Reproduce the records below in their entirety, character for character.

→ **Material provided**:
☆ ☆ ☆

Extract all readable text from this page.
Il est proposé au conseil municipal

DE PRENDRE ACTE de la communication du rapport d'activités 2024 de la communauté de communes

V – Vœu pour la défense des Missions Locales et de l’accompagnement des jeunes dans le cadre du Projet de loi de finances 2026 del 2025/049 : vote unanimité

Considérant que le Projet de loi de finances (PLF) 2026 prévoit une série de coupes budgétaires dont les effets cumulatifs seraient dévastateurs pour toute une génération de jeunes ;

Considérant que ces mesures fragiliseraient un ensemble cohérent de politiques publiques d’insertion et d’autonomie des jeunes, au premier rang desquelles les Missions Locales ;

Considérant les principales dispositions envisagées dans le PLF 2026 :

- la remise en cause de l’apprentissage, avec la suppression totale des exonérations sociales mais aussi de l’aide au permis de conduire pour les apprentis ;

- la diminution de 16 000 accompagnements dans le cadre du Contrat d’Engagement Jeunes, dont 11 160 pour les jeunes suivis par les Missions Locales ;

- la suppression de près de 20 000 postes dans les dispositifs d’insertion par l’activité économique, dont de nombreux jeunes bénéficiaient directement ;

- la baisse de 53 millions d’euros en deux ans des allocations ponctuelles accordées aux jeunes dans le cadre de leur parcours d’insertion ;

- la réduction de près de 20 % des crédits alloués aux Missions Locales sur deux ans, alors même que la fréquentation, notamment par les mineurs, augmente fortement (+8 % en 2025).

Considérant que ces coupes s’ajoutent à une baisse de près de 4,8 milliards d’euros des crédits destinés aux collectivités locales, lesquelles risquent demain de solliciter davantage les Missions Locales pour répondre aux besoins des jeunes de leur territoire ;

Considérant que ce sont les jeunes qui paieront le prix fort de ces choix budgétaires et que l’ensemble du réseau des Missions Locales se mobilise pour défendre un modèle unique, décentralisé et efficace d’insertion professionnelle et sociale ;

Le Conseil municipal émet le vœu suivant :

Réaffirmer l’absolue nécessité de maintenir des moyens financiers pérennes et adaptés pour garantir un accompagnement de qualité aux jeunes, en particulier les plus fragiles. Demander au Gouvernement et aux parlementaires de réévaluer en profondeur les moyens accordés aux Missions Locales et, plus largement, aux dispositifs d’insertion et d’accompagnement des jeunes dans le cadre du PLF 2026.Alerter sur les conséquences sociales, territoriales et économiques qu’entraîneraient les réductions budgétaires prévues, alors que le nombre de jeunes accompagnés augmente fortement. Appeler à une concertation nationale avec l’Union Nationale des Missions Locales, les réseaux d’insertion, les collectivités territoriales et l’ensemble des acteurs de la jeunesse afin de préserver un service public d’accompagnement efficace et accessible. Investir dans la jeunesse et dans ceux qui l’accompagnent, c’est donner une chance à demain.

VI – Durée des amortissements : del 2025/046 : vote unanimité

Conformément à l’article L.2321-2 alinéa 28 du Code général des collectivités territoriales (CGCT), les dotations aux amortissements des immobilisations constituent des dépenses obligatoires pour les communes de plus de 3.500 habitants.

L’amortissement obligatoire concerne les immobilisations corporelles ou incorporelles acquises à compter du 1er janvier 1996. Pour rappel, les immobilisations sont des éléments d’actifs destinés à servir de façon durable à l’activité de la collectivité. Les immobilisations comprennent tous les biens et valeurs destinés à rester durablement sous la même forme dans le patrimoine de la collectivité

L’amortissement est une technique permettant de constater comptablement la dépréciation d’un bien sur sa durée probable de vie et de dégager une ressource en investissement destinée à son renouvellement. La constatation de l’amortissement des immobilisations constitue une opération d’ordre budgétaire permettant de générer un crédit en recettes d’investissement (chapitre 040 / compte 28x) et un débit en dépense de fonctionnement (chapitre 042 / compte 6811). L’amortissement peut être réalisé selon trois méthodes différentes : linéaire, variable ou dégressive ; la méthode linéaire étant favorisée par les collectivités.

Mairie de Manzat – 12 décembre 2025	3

☆ ☆ ☆

→ **The output**:
Extract all readable text from this page.
Il est proposé au conseil municipal

DE PRENDRE ACTE de la communication du rapport d'activités 2024 de la communauté de communes

V – Vœu pour la défense des Missions Locales et de l’accompagnement des jeunes dans le cadre du Projet de loi de finances 2026 del 2025/049 : vote unanimité

Considérant que le Projet de loi de finances (PLF) 2026 prévoit une série de coupes budgétaires dont les effets cumulatifs seraient dévastateurs pour toute une génération de jeunes ;

Considérant que ces mesures fragiliseraient un ensemble cohérent de politiques publiques d’insertion et d’autonomie des jeunes, au premier rang desquelles les Missions Locales ;

Considérant les principales dispositions envisagées dans le PLF 2026 :

- la remise en cause de l’apprentissage, avec la suppression totale des exonérations sociales mais aussi de l’aide au permis de conduire pour les apprentis ;

- la diminution de 16 000 accompagnements dans le cadre du Contrat d’Engagement Jeunes, dont 11 160 pour les jeunes suivis par les Missions Locales ;

- la suppression de près de 20 000 postes dans les dispositifs d’insertion par l’activité économique, dont de nombreux jeunes bénéficiaient directement ;

- la baisse de 53 millions d’euros en deux ans des allocations ponctuelles accordées aux jeunes dans le cadre de leur parcours d’insertion ;

- la réduction de près de 20 % des crédits alloués aux Missions Locales sur deux ans, alors même que la fréquentation, notamment par les mineurs, augmente fortement (+8 % en 2025).

Considérant que ces coupes s’ajoutent à une baisse de près de 4,8 milliards d’euros des crédits destinés aux collectivités locales, lesquelles risquent demain de solliciter davantage les Missions Locales pour répondre aux besoins des jeunes de leur territoire ;

Considérant que ce sont les jeunes qui paieront le prix fort de ces choix budgétaires et que l’ensemble du réseau des Missions Locales se mobilise pour défendre un modèle unique, décentralisé et efficace d’insertion professionnelle et sociale ;

Le Conseil municipal émet le vœu suivant :

Réaffirmer l’absolue nécessité de maintenir des moyens financiers pérennes et adaptés pour garantir un accompagnement de qualité aux jeunes, en particulier les plus fragiles. Demander au Gouvernement et aux parlementaires de réévaluer en profondeur les moyens accordés aux Missions Locales et, plus largement, aux dispositifs d’insertion et d’accompagnement des jeunes dans le cadre du PLF 2026.Alerter sur les conséquences sociales, territoriales et économiques qu’entraîneraient les réductions budgétaires prévues, alors que le nombre de jeunes accompagnés augmente fortement. Appeler à une concertation nationale avec l’Union Nationale des Missions Locales, les réseaux d’insertion, les collectivités territoriales et l’ensemble des acteurs de la jeunesse afin de préserver un service public d’accompagnement efficace et accessible. Investir dans la jeunesse et dans ceux qui l’accompagnent, c’est donner une chance à demain.

VI – Durée des amortissements : del 2025/046 : vote unanimité

Conformément à l’article L.2321-2 alinéa 28 du Code général des collectivités territoriales (CGCT), les dotations aux amortissements des immobilisations constituent des dépenses obligatoires pour les communes de plus de 3.500 habitants.

L’amortissement obligatoire concerne les immobilisations corporelles ou incorporelles acquises à compter du 1er janvier 1996. Pour rappel, les immobilisations sont des éléments d’actifs destinés à servir de façon durable à l’activité de la collectivité. Les immobilisations comprennent tous les biens et valeurs destinés à rester durablement sous la même forme dans le patrimoine de la collectivité

L’amortissement est une technique permettant de constater comptablement la dépréciation d’un bien sur sa durée probable de vie et de dégager une ressource en investissement destinée à son renouvellement. La constatation de l’amortissement des immobilisations constitue une opération d’ordre budgétaire permettant de générer un crédit en recettes d’investissement (chapitre 040 / compte 28x) et un débit en dépense de fonctionnement (chapitre 042 / compte 6811). L’amortissement peut être réalisé selon trois méthodes différentes : linéaire, variable ou dégressive ; la méthode linéaire étant favorisée par les collectivités.

Mairie de Manzat – 12 décembre 2025	3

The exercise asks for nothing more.